TASK INPUT:
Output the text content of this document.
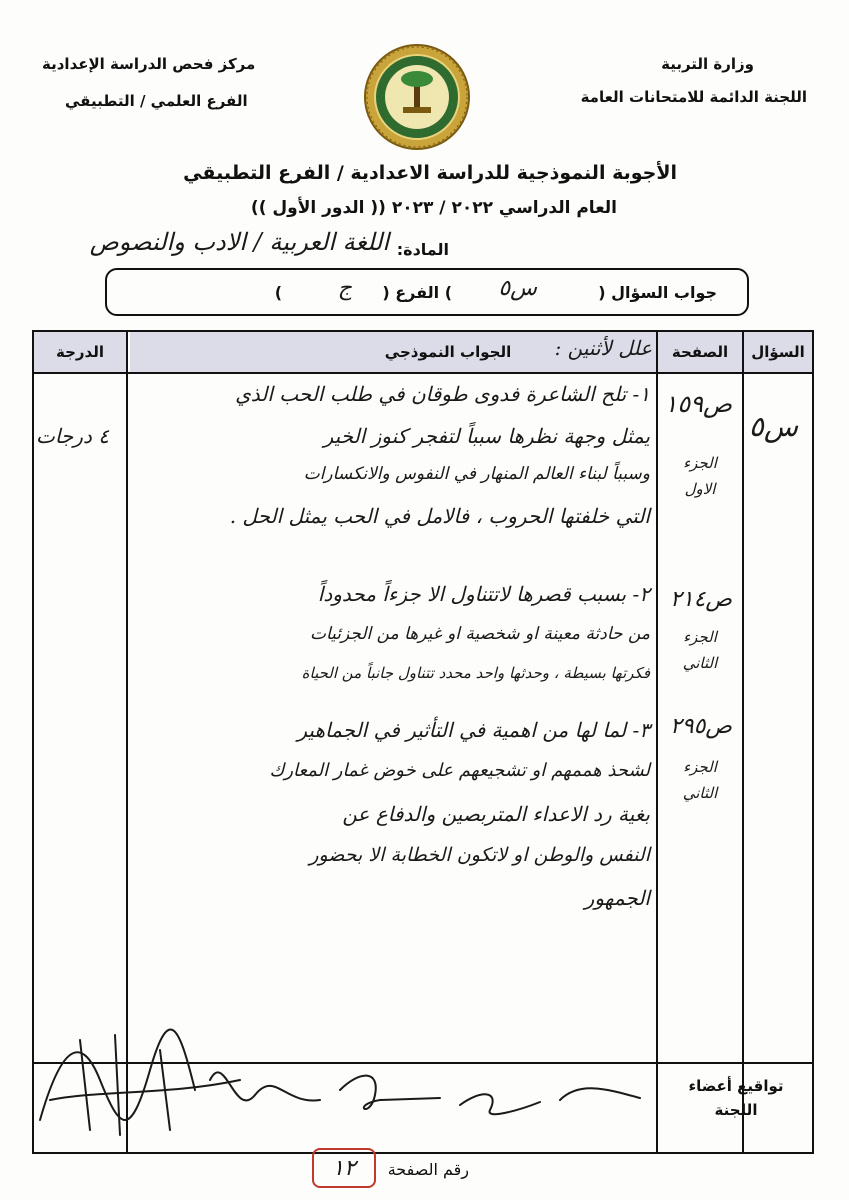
وزارة التربية
اللجنة الدائمة للامتحانات العامة
مركز فحص الدراسة الإعدادية
الفرع العلمي / التطبيقي
الأجوبة النموذجية للدراسة الاعدادية / الفرع التطبيقي
العام الدراسي ٢٠٢٢ / ٢٠٢٣ (( الدور الأول ))
المادة:
اللغة العربية / الادب والنصوص
جواب السؤال (
س٥
) الفرع (
ج
)
السؤال
الصفحة
الجواب النموذجي
الدرجة	علل لأثنين :
س٥
٤ درجات
ص١٥٩
الجزء الاول
١- تلح الشاعرة فدوى طوقان في طلب الحب الذي
يمثل وجهة نظرها سبباً لتفجر كنوز الخير
وسبباً لبناء العالم المنهار في النفوس والانكسارات
التي خلفتها الحروب ، فالامل في الحب يمثل الحل .
ص٢١٤
الجزء الثاني
٢- بسبب قصرها لاتتناول الا جزءاً محدوداً
من حادثة معينة او شخصية او غيرها من الجزئيات
فكرتها بسيطة ، وحدثها واحد محدد تتناول جانباً من الحياة
ص٢٩٥
الجزء الثاني
٣- لما لها من اهمية في التأثير في الجماهير
لشحذ هممهم او تشجيعهم على خوض غمار المعارك
بغية رد الاعداء المتربصين والدفاع عن
النفس والوطن او لاتكون الخطابة الا بحضور
الجمهور
تواقيع أعضاء اللجنة
رقم الصفحة
١٢
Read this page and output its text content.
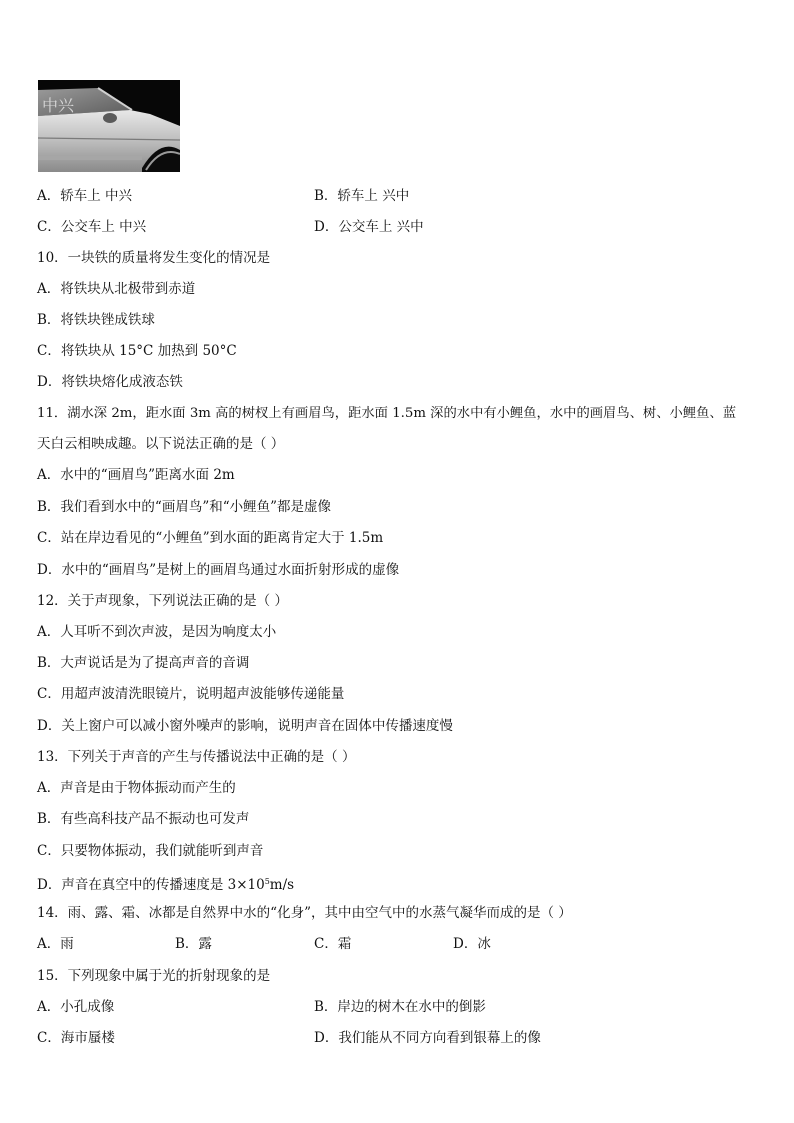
中兴
A．轿车上 中兴	B．轿车上 兴中
C．公交车上 中兴	D．公交车上 兴中
10．一块铁的质量将发生变化的情况是
A．将铁块从北极带到赤道
B．将铁块锉成铁球
C．将铁块从 15°C 加热到 50°C
D．将铁块熔化成液态铁
11．湖水深 2m，距水面 3m 高的树杈上有画眉鸟，距水面 1.5m 深的水中有小鲤鱼，水中的画眉鸟、树、小鲤鱼、蓝
天白云相映成趣。以下说法正确的是（ ）
A．水中的“画眉鸟”距离水面 2m
B．我们看到水中的“画眉鸟”和“小鲤鱼”都是虚像
C．站在岸边看见的“小鲤鱼”到水面的距离肯定大于 1.5m
D．水中的“画眉鸟”是树上的画眉鸟通过水面折射形成的虚像
12．关于声现象，下列说法正确的是（ ）
A．人耳听不到次声波，是因为响度太小
B．大声说话是为了提高声音的音调
C．用超声波清洗眼镜片，说明超声波能够传递能量
D．关上窗户可以减小窗外噪声的影响，说明声音在固体中传播速度慢
13．下列关于声音的产生与传播说法中正确的是（ ）
A．声音是由于物体振动而产生的
B．有些高科技产品不振动也可发声
C．只要物体振动，我们就能听到声音
D．声音在真空中的传播速度是 $3\times 10^5m/s$
14．雨、露、霜、冰都是自然界中水的“化身”，其中由空气中的水蒸气凝华而成的是（ ）
A．雨	B．露	C．霜	D．冰
15．下列现象中属于光的折射现象的是
A．小孔成像	B．岸边的树木在水中的倒影
C．海市蜃楼	D．我们能从不同方向看到银幕上的像
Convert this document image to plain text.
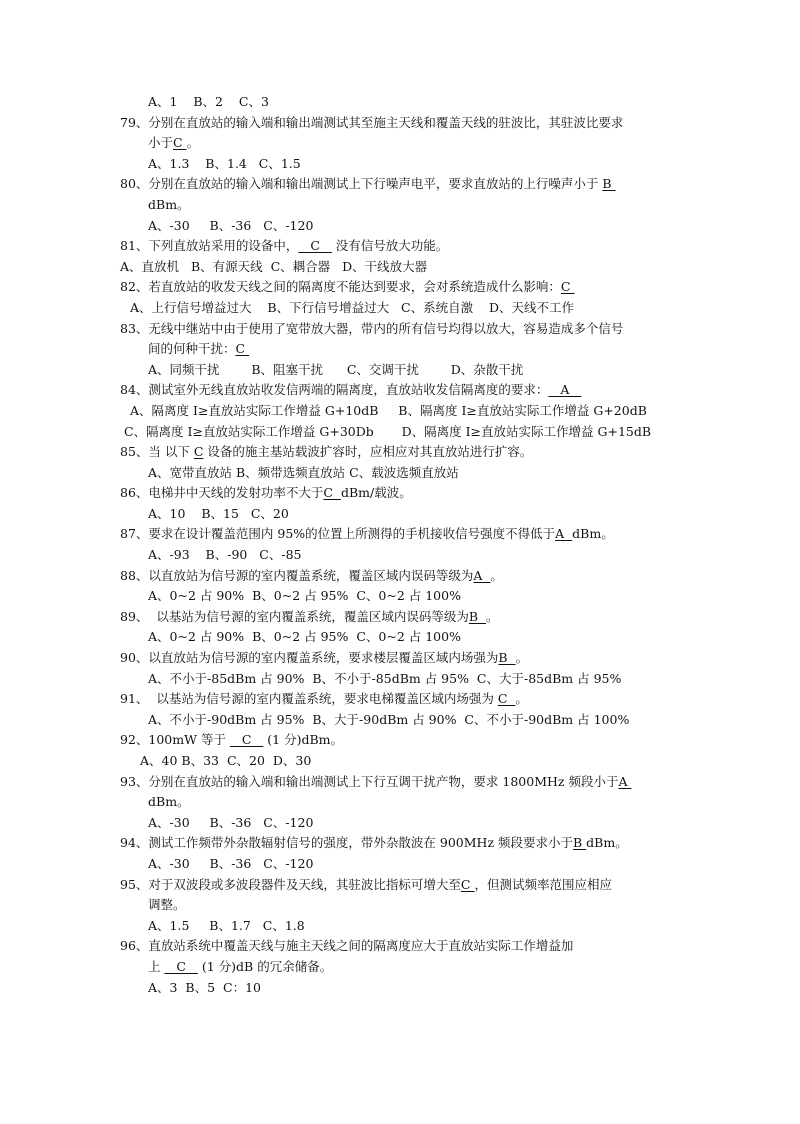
A、1    B、2    C、3
79、分别在直放站的输入端和输出端测试其至施主天线和覆盖天线的驻波比，其驻波比要求
小于C 。
A、1.3    B、1.4   C、1.5
80、分别在直放站的输入端和输出端测试上下行噪声电平，要求直放站的上行噪声小于 B
dBm。
A、-30     B、-36   C、-120
81、下列直放站采用的设备中，   C    没有信号放大功能。
A、直放机   B、有源天线  C、耦合器   D、干线放大器
82、若直放站的收发天线之间的隔离度不能达到要求，会对系统造成什么影响：C
A、上行信号增益过大    B、下行信号增益过大   C、系统自激    D、天线不工作
83、无线中继站中由于使用了宽带放大器，带内的所有信号均得以放大，容易造成多个信号
间的何种干扰：C
A、同频干扰        B、阻塞干扰      C、交调干扰        D、杂散干扰
84、测试室外无线直放站收发信两端的隔离度，直放站收发信隔离度的要求：   A
A、隔离度 I≥直放站实际工作增益 G+10dB     B、隔离度 I≥直放站实际工作增益 G+20dB
C、隔离度 I≥直放站实际工作增益 G+30Db       D、隔离度 I≥直放站实际工作增益 G+15dB
85、当 以下 C 设备的施主基站载波扩容时，应相应对其直放站进行扩容。
A、宽带直放站 B、频带选频直放站 C、载波选频直放站
86、电梯井中天线的发射功率不大于C  dBm/载波。
A、10    B、15   C、20
87、要求在设计覆盖范围内 95%的位置上所测得的手机接收信号强度不得低于A  dBm。
A、-93    B、-90   C、-85
88、以直放站为信号源的室内覆盖系统，覆盖区域内误码等级为A  。
A、0~2 占 90%  B、0~2 占 95%  C、0~2 占 100%
89、  以基站为信号源的室内覆盖系统，覆盖区域内误码等级为B  。
A、0~2 占 90%  B、0~2 占 95%  C、0~2 占 100%
90、以直放站为信号源的室内覆盖系统，要求楼层覆盖区域内场强为B  。
A、不小于-85dBm 占 90%  B、不小于-85dBm 占 95%  C、大于-85dBm 占 95%
91、  以基站为信号源的室内覆盖系统，要求电梯覆盖区域内场强为 C  。
A、不小于-90dBm 占 95%  B、大于-90dBm 占 90%  C、不小于-90dBm 占 100%
92、100mW 等于    C    (1 分)dBm。
A、40 B、33  C、20  D、30
93、分别在直放站的输入端和输出端测试上下行互调干扰产物，要求 1800MHz 频段小于A
dBm。
A、-30     B、-36   C、-120
94、测试工作频带外杂散辐射信号的强度，带外杂散波在 900MHz 频段要求小于B dBm。
A、-30     B、-36   C、-120
95、对于双波段或多波段器件及天线，其驻波比指标可增大至C ，但测试频率范围应相应
调整。
A、1.5     B、1.7   C、1.8
96、直放站系统中覆盖天线与施主天线之间的隔离度应大于直放站实际工作增益加
上    C    (1 分)dB 的冗余储备。
A、3  B、5  C：10
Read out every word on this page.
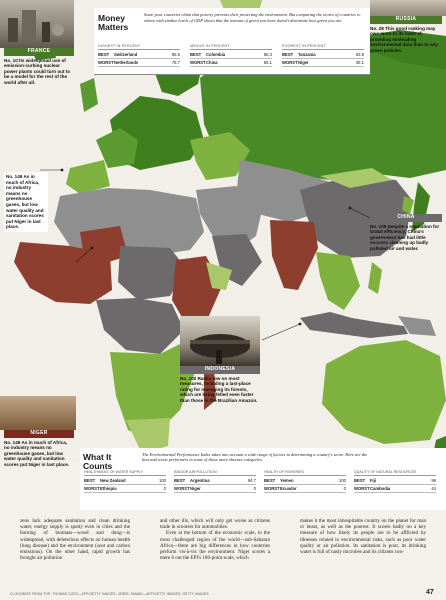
FRANCE
No. 10 Its widespread use of emission-curbing nuclear power plants could turn out to be a model for the rest of the world after all.
Money Matters
Some poor countries claim that poverty prevents their protecting the environment. But comparing the scores of countries to others with similar levels of GDP shows that the amount of green you have doesn't determine how green you are.
HIGHEST IN PERCENT
BEST	Switzerland	95.5
WORST Netherlands	78.7
MIDDLE IN PERCENT
BEST	Colombia	88.3
WORST China	65.1
POOREST IN PERCENT
BEST	Tanzania	63.9
WORST Niger	39.1
RUSSIA
No. 28 This good ranking may owe more to its habit of providing misleading environmental data than to any green policies.
CHINA
No. 105 Despite a reputation for brutal efficiency, China's government has had little success cleaning up badly polluted air and water.
INDONESIA
No. 102 Ranks low on most measures, including a last-place rating for managing its forests, which are being felled even faster than those in the Brazilian Amazon.
No. 149 As in much of Africa, no industry means no greenhouse gases, but low water quality and sanitation scores put Niger in last place.
NIGER
No. 149 As in much of Africa, no industry means no greenhouse gases, but low water quality and sanitation scores put Niger in last place.
What It Counts
The Environmental Performance Index takes into account a wide range of factors in determining a country's score. Here are the best and worst performers in some of those more obscure categories.
HEALTHINESS OF WATER SUPPLY
BEST	New Zealand	100
WORST Ethiopia	0
INDOOR AIR POLLUTION
BEST	Argentina	94.7
WORST Niger	0
HEALTH OF FISHERIES
BEST	Yemen	100
WORST Ecuador	0
QUALITY OF NATURAL RESOURCES
BEST	Fiji	99
WORST Cambodia	44
zens lack adequate sanitation and clean drinking water, energy supply is spotty even in cities and the burning of biomass—wood and dung—is widespread, with deleterious effects on human health (lung disease) and the environment (soot and carbon emissions). On the other hand, rapid growth has brought air pollution
and other ills, which will only get worse as citizens trade in scooters for automobiles.
Even at the bottom of the economic scale, in the most challenged region of the world—sub-Saharan Africa—there are big differences in how countries perform vis-à-vis the environment. Niger scores a mere 6 out the EPI's 100-point scale, which
makes it the most inhospitable country on the planet for man or beast, as well as the poorest. It scores badly on a key measure of how likely its people are to be afflicted by illnesses related to environmental risks, such as poor water quality or air pollution. Its sanitation is poor, its drinking water is full of nasty microbes and its citizens con-
CLOCKWISE FROM TOP: THOMAS COEX—AFP/GETTY IMAGES; JEWEL SAMAD—AFP/GETTY IMAGES; GETTY IMAGES	47
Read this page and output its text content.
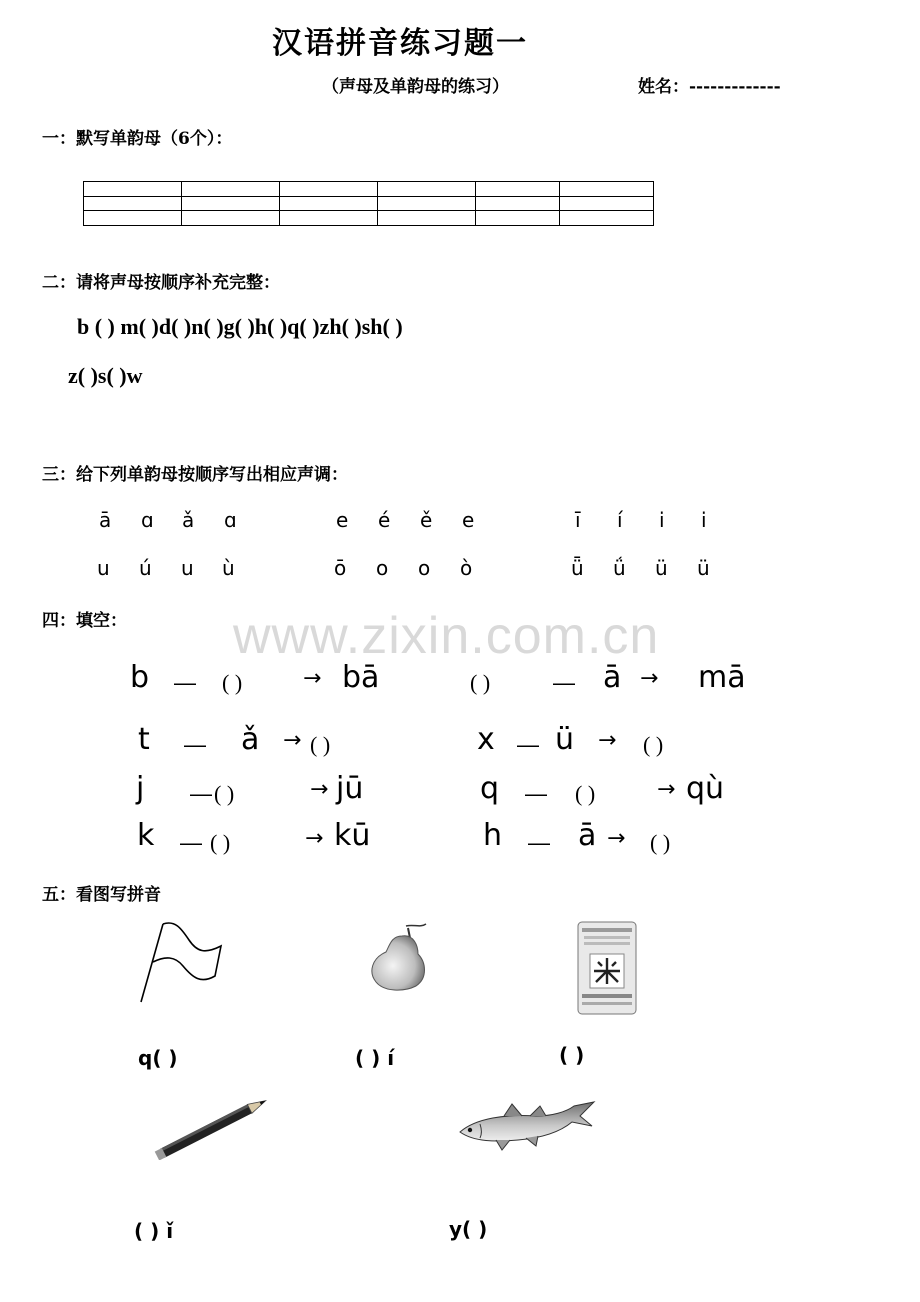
汉语拼音练习题一
（声母及单韵母的练习）	姓名：-------------
一：默写单韵母（6个）：

二：请将声母按顺序补充完整：
b ( ) m( )d( )n( )g( )h( )q( )zh( )sh( )
z( )s( )w
三：给下列单韵母按顺序写出相应声调：
ā ɑ ǎ ɑ	e é ě e	ī í i i
u ú u ù	ō o o ò	ǖ ǘ ü ü
四：填空： www.zixin.com.cn
b — ( )	→ bā	( )	— ā → mā
t — ǎ → ( )	x — ü → ( )
j — ( )	→ jū	q — ( )	→ qù
k — ( )	→ kū	h — ā → ( )
五：看图写拼音
q( )	( ) í	( )
( ) ǐ	y( )
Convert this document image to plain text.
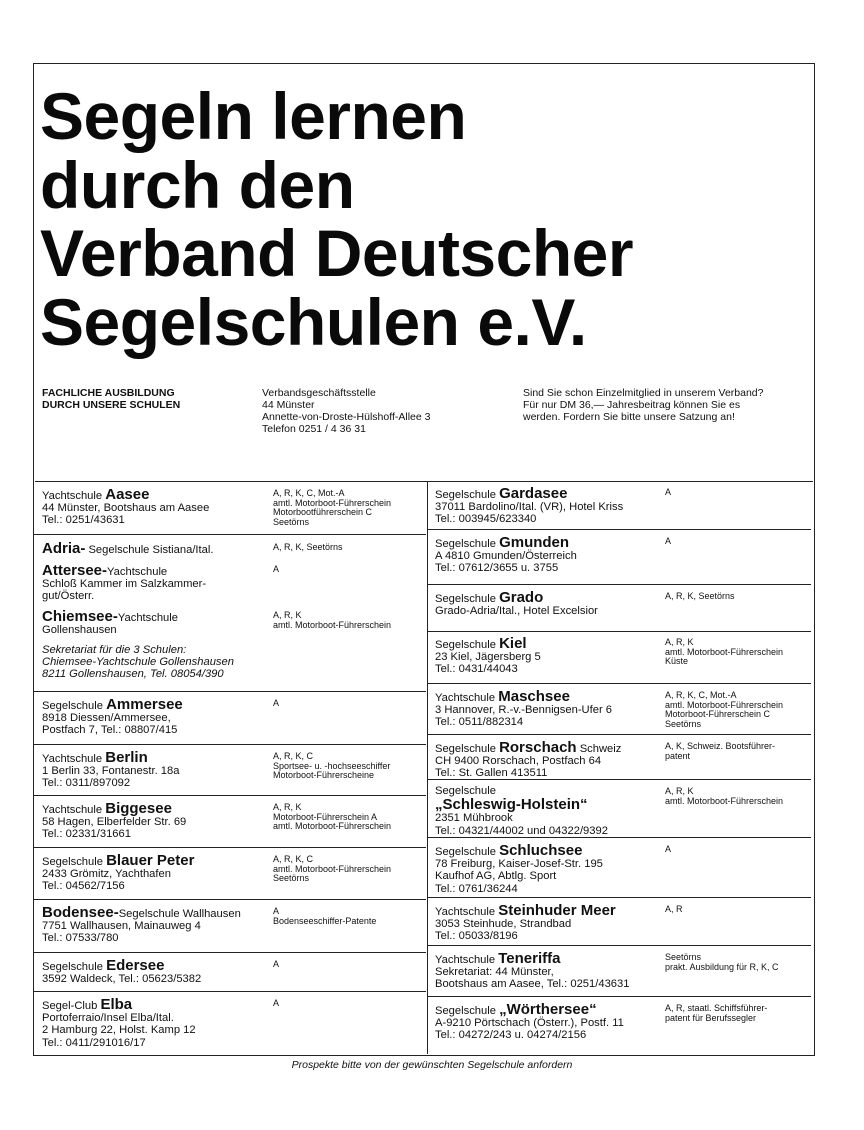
Segeln lernen
durch den
Verband Deutscher
Segelschulen e.V.
FACHLICHE AUSBILDUNG
DURCH UNSERE SCHULEN
Verbandsgeschäftsstelle
44 Münster
Annette-von-Droste-Hülshoff-Allee 3
Telefon 0251 / 4 36 31
Sind Sie schon Einzelmitglied in unserem Verband?
Für nur DM 36,— Jahresbeitrag können Sie es
werden. Fordern Sie bitte unsere Satzung an!
Yachtschule Aasee
44 Münster, Bootshaus am Aasee
Tel.: 0251/43631
A, R, K, C, Mot.-A
amtl. Motorboot-Führerschein
Motorbootführerschein C
Seetörns
Adria- Segelschule Sistiana/Ital.	A, R, K, Seetörns
Attersee-Yachtschule
Schloß Kammer im Salzkammer-
gut/Österr.
A
Chiemsee-Yachtschule
Gollenshausen
A, R, K
amtl. Motorboot-Führerschein
Sekretariat für die 3 Schulen:
Chiemsee-Yachtschule Gollenshausen
8211 Gollenshausen, Tel. 08054/390
Segelschule Ammersee
8918 Diessen/Ammersee,
Postfach 7, Tel.: 08807/415
A
Yachtschule Berlin
1 Berlin 33, Fontanestr. 18a
Tel.: 0311/897092
A, R, K, C
Sportsee- u. -hochseeschiffer
Motorboot-Führerscheine
Yachtschule Biggesee
58 Hagen, Elberfelder Str. 69
Tel.: 02331/31661
A, R, K
Motorboot-Führerschein A
amtl. Motorboot-Führerschein
Segelschule Blauer Peter
2433 Grömitz, Yachthafen
Tel.: 04562/7156
A, R, K, C
amtl. Motorboot-Führerschein
Seetörns
Bodensee-Segelschule Wallhausen
7751 Wallhausen, Mainauweg 4
Tel.: 07533/780
A
Bodenseeschiffer-Patente
Segelschule Edersee
3592 Waldeck, Tel.: 05623/5382
A
Segel-Club Elba
Portoferraio/Insel Elba/Ital.
2 Hamburg 22, Holst. Kamp 12
Tel.: 0411/291016/17
A
Segelschule Gardasee
37011 Bardolino/Ital. (VR), Hotel Kriss
Tel.: 003945/623340
A
Segelschule Gmunden
A 4810 Gmunden/Österreich
Tel.: 07612/3655 u. 3755
A
Segelschule Grado
Grado-Adria/Ital., Hotel Excelsior
A, R, K, Seetörns
Segelschule Kiel
23 Kiel, Jägersberg 5
Tel.: 0431/44043
A, R, K
amtl. Motorboot-Führerschein
Küste
Yachtschule Maschsee
3 Hannover, R.-v.-Bennigsen-Ufer 6
Tel.: 0511/882314
A, R, K, C, Mot.-A
amtl. Motorboot-Führerschein
Motorboot-Führerschein C
Seetörns
Segelschule Rorschach Schweiz
CH 9400 Rorschach, Postfach 64
Tel.: St. Gallen 413511
A, K, Schweiz. Bootsführer-
patent
Segelschule
„Schleswig-Holstein“
2351 Mühbrook
Tel.: 04321/44002 und 04322/9392
A, R, K
amtl. Motorboot-Führerschein
Segelschule Schluchsee
78 Freiburg, Kaiser-Josef-Str. 195
Kaufhof AG, Abtlg. Sport
Tel.: 0761/36244
A
Yachtschule Steinhuder Meer
3053 Steinhude, Strandbad
Tel.: 05033/8196
A, R
Yachtschule Teneriffa
Sekretariat: 44 Münster,
Bootshaus am Aasee, Tel.: 0251/43631
Seetörns
prakt. Ausbildung für R, K, C
Segelschule „Wörthersee“
A-9210 Pörtschach (Österr.), Postf. 11
Tel.: 04272/243 u. 04274/2156
A, R, staatl. Schiffsführer-
patent für Berufssegler
Prospekte bitte von der gewünschten Segelschule anfordern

INSTRUCTIONS TO FOLLOW: Find the lines with the string "Kiel" and reproduce them.

EXERCISE SOLUTION:
Segelschule Kiel
23 Kiel, Jägersberg 5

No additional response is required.